### Given records ###
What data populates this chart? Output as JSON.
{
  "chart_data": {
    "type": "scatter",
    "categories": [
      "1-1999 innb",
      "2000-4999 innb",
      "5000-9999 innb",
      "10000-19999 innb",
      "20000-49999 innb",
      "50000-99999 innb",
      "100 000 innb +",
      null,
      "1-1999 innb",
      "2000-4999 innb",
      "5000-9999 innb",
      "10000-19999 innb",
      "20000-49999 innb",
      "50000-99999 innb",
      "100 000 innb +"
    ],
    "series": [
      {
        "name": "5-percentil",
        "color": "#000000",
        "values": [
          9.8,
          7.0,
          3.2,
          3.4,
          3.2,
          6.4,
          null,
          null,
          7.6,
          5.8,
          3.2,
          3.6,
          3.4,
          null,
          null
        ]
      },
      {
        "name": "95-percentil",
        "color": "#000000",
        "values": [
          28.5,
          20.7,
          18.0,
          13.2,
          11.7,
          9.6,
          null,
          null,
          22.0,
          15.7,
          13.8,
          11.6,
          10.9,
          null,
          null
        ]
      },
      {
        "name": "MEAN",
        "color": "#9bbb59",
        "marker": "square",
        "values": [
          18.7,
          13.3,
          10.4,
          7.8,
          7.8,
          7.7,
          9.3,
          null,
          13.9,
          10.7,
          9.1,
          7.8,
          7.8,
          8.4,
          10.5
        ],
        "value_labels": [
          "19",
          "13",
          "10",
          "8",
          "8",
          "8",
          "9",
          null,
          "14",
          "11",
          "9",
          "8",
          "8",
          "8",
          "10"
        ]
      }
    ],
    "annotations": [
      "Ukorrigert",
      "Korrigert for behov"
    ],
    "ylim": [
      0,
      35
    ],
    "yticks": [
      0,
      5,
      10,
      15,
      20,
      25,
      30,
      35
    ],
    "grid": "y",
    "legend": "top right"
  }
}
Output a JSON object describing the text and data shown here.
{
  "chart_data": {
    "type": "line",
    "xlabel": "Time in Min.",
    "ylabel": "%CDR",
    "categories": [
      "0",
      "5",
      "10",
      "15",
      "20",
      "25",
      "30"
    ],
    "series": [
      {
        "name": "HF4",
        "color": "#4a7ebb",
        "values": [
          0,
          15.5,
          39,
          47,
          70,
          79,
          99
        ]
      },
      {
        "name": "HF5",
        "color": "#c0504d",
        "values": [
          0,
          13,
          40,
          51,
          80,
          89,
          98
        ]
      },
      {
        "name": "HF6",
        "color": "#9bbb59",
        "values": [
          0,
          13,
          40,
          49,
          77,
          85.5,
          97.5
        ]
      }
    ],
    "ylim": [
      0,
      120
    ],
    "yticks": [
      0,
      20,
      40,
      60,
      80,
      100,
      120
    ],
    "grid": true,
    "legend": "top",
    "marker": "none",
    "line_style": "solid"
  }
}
###
Retype all the records, matching them exactly.

What data populates this chart? Output as JSON.
{
  "chart_data": {
    "type": "scatter",
    "categories": [
      "1-1999 innb",
      "2000-4999 innb",
      "5000-9999 innb",
      "10000-19999 innb",
      "20000-49999 innb",
      "50000-99999 innb",
      "100 000 innb +",
      null,
      "1-1999 innb",
      "2000-4999 innb",
      "5000-9999 innb",
      "10000-19999 innb",
      "20000-49999 innb",
      "50000-99999 innb",
      "100 000 innb +"
    ],
    "series": [
      {
        "name": "5-percentil",
        "color": "#000000",
        "values": [
          9.8,
          7.0,
          3.2,
          3.4,
          3.2,
          6.4,
          null,
          null,
          7.6,
          5.8,
          3.2,
          3.6,
          3.4,
          null,
          null
        ]
      },
      {
        "name": "95-percentil",
        "color": "#000000",
        "values": [
          28.5,
          20.7,
          18.0,
          13.2,
          11.7,
          9.6,
          null,
          null,
          22.0,
          15.7,
          13.8,
          11.6,
          10.9,
          null,
          null
        ]
      },
      {
        "name": "MEAN",
        "color": "#9bbb59",
        "marker": "square",
        "values": [
          18.7,
          13.3,
          10.4,
          7.8,
          7.8,
          7.7,
          9.3,
          null,
          13.9,
          10.7,
          9.1,
          7.8,
          7.8,
          8.4,
          10.5
        ],
        "value_labels": [
          "19",
          "13",
          "10",
          "8",
          "8",
          "8",
          "9",
          null,
          "14",
          "11",
          "9",
          "8",
          "8",
          "8",
          "10"
        ]
      }
    ],
    "annotations": [
      "Ukorrigert",
      "Korrigert for behov"
    ],
    "ylim": [
      0,
      35
    ],
    "yticks": [
      0,
      5,
      10,
      15,
      20,
      25,
      30,
      35
    ],
    "grid": "y",
    "legend": "top right"
  }
}
Output a JSON object describing the text and data shown here.
{
  "chart_data": {
    "type": "line",
    "xlabel": "Time in Min.",
    "ylabel": "%CDR",
    "categories": [
      "0",
      "5",
      "10",
      "15",
      "20",
      "25",
      "30"
    ],
    "series": [
      {
        "name": "HF4",
        "color": "#4a7ebb",
        "values": [
          0,
          15.5,
          39,
          47,
          70,
          79,
          99
        ]
      },
      {
        "name": "HF5",
        "color": "#c0504d",
        "values": [
          0,
          13,
          40,
          51,
          80,
          89,
          98
        ]
      },
      {
        "name": "HF6",
        "color": "#9bbb59",
        "values": [
          0,
          13,
          40,
          49,
          77,
          85.5,
          97.5
        ]
      }
    ],
    "ylim": [
      0,
      120
    ],
    "yticks": [
      0,
      20,
      40,
      60,
      80,
      100,
      120
    ],
    "grid": true,
    "legend": "top",
    "marker": "none",
    "line_style": "solid"
  }
}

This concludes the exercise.